Source passage:

——————————

Sorry you had to witness that Chuck... sinks my heart. Prayers sent.


----------



## fishinguy (Aug 5, 2004)

Prayers sent, what at tragic accident. How did it happen?


----------



## elgatogus (Oct 27, 2010)

How trajic..... My prayers sent!!!


----------



## patwilson (Jan 13, 2006)

Prayers sent.


----------



## troutredfish (Apr 18, 2005)

Prayers going up


----------



## railbird (Jan 2, 2009)

Boat sheared while turning. She was thrown in the path of the prop.


----------



## Fish&Chips (Jan 27, 2012)

Thanks for stepping up railbird and doing what you could. Any parent would be so grateful that somebody tried to help their little girl. Prayers sent for all the injured.


----------



## gunsmoke11 (Apr 30, 2012)

Prayers sent man you did your best


----------



## boltmaster (Aug 16, 2011)

Prayers sent and we hope your efforts were not in vain


----------



## railbird (Jan 2, 2009)

I am hopeful She survives but it looked very bleak.


----------



## wellconnected (May 30, 2005)

Just horrible. Prayers sent.


----------



## rsparker67 (Mar 30, 2008)

wow chuck... sad news. Anybody we know?


----------



## sargentstar (Jul 5, 2012)

Prayers from all in Sargent


----------



## InfamousJ (May 21, 2004)

todays news has been so depressing... prayer up for the young lady and all involved.


----------



## trout77471 (Jun 30, 2005)

prayers for this young lady and her family.

can you describe what "boat sheared while turning" is, might help me or others avoid similar accident.


----------



## Javadrinker (Feb 13, 2008)

prayers going up


----------



## hammerin'fish (May 22, 2009)

prayers sent


----------



## matterboy123 (Aug 24, 2011)

Prayer Sent!!!


----------



## strohag (Jun 9, 2012)

T&P! Hopefully she pulls through. My friend is an ER doc and they pull off some miracles!


----------



## mikereds (Jul 1, 2011)

prayers sent, what a hell of a situation to be in....


----------



## FishnBarbie (Jun 10, 2011)

I am praying for her and her family.


----------



## slabnabbin (May 25, 2010)

Prayers sent


----------



## That Robbie Guy (Aug 11, 2009)

Prayers sent.


----------



## poco jim (Jun 28, 2010)

That's awful, prayers sent


----------



## justletmein (Feb 11, 2006)

Just sent one up. Any updates or are you not in a position to know the outcome?


----------



## KEN KERLEY (Nov 13, 2006)

Prayers sent this young lady.


----------



## DGAustin (Jun 5, 2005)

Prayers sent. Thanks for your efforts Railbird. Was by Hampton's about 9:30 this morning. I am guessing it must have happened in the area once you get past the no wake zone.


----------



## InfamousJ (May 21, 2004)

the boating forum has a recent post that she died...  very sad indeed.

——————————

Stored records:
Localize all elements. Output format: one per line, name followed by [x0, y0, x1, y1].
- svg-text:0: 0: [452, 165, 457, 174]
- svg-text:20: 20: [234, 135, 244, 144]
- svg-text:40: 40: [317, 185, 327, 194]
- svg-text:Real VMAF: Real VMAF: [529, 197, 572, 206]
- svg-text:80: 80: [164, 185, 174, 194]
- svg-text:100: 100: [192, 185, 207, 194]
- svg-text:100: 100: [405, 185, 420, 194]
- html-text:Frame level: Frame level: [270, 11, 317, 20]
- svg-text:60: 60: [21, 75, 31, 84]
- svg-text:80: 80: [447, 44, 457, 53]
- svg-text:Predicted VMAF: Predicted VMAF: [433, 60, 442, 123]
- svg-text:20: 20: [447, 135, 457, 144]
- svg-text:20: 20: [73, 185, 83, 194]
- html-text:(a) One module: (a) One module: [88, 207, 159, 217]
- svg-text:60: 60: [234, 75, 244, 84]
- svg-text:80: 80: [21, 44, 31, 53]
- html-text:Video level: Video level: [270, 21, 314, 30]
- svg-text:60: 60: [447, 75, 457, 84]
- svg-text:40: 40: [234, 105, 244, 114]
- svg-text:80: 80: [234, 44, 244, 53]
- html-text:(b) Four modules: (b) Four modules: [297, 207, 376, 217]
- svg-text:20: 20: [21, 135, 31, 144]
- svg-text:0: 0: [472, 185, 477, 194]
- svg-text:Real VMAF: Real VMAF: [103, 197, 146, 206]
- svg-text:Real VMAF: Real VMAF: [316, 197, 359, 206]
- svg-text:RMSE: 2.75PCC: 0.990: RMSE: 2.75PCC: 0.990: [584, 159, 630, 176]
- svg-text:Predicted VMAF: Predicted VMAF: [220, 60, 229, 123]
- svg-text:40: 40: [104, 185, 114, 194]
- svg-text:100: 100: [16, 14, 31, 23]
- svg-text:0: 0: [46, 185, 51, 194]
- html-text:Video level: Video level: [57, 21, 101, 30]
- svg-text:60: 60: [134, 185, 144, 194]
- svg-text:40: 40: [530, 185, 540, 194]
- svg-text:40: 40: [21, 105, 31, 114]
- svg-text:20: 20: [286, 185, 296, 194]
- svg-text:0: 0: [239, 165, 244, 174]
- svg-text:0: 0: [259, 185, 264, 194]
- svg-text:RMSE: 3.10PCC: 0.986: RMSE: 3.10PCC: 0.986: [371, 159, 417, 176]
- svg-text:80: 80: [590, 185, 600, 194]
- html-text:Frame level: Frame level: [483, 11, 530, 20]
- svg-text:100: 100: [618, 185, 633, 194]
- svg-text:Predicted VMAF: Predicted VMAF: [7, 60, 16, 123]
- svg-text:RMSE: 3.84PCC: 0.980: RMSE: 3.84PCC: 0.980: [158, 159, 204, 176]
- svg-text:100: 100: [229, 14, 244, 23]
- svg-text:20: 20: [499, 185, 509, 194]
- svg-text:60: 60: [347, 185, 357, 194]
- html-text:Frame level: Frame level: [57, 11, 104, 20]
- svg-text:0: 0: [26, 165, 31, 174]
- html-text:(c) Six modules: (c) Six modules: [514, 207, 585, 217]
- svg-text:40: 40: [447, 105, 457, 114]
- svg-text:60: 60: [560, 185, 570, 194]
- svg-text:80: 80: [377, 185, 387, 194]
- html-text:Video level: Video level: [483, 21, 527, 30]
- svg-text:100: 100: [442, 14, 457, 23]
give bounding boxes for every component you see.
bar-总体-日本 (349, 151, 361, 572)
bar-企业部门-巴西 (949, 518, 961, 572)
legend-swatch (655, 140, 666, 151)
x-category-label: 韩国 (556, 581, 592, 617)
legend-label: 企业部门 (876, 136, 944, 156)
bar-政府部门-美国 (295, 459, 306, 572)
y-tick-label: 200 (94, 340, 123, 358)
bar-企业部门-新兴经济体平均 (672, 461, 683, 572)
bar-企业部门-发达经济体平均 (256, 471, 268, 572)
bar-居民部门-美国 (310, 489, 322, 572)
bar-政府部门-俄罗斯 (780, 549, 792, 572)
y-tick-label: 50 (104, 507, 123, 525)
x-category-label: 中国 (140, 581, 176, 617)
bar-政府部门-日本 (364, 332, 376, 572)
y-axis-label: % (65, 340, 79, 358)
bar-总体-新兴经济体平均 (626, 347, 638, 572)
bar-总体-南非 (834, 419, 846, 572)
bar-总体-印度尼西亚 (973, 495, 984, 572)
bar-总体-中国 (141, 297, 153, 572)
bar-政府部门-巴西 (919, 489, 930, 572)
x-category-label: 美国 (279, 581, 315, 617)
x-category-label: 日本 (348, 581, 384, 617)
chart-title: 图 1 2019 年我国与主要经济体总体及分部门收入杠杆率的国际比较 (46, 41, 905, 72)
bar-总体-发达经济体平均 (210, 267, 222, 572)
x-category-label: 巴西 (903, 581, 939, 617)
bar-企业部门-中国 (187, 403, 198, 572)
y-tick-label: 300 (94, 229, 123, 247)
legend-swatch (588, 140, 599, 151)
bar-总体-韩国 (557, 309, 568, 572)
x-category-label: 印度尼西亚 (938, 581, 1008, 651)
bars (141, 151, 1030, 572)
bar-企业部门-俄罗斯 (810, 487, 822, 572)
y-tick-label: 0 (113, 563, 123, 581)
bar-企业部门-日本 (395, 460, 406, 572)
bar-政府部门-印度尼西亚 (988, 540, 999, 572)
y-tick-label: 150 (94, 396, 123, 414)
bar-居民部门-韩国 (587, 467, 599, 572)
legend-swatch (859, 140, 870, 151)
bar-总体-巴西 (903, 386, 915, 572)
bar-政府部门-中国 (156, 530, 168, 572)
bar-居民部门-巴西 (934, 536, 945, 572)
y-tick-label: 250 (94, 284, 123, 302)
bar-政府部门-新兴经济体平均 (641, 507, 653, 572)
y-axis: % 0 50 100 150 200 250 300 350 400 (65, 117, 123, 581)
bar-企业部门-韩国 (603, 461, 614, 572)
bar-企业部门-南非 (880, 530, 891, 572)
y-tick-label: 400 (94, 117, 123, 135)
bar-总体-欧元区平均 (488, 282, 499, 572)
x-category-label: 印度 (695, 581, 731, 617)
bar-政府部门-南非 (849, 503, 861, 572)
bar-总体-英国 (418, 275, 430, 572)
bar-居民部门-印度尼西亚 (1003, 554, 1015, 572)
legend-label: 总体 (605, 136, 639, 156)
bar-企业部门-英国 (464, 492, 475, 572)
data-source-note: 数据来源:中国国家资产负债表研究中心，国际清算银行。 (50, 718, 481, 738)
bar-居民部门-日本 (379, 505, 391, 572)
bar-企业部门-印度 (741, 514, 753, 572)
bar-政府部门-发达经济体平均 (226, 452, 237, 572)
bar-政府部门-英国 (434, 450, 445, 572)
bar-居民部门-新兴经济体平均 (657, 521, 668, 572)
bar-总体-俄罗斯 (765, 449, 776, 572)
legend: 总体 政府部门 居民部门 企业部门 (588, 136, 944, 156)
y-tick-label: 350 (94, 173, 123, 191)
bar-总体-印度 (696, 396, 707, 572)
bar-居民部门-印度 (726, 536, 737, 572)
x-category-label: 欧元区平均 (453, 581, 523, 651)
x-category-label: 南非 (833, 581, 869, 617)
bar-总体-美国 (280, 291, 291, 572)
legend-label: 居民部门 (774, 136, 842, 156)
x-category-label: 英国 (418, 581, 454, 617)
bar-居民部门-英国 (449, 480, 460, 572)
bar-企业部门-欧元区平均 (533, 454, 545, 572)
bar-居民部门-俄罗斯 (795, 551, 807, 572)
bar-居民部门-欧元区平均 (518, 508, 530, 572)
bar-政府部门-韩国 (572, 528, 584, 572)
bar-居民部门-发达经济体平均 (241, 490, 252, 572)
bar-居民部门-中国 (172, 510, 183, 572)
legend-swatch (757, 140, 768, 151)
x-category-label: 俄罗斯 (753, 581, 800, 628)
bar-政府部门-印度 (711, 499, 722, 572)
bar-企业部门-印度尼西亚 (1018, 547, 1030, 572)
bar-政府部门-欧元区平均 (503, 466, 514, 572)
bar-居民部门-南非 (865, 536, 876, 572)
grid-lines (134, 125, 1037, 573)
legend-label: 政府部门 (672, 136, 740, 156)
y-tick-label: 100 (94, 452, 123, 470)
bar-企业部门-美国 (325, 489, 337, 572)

——————————

Task requirements:
How does the boating accident thread say the accident happened? The items are separate material and have no connection to the boating accident thread.

Reply to the task:
The boat sheared while turning, and she was thrown in the path of the prop.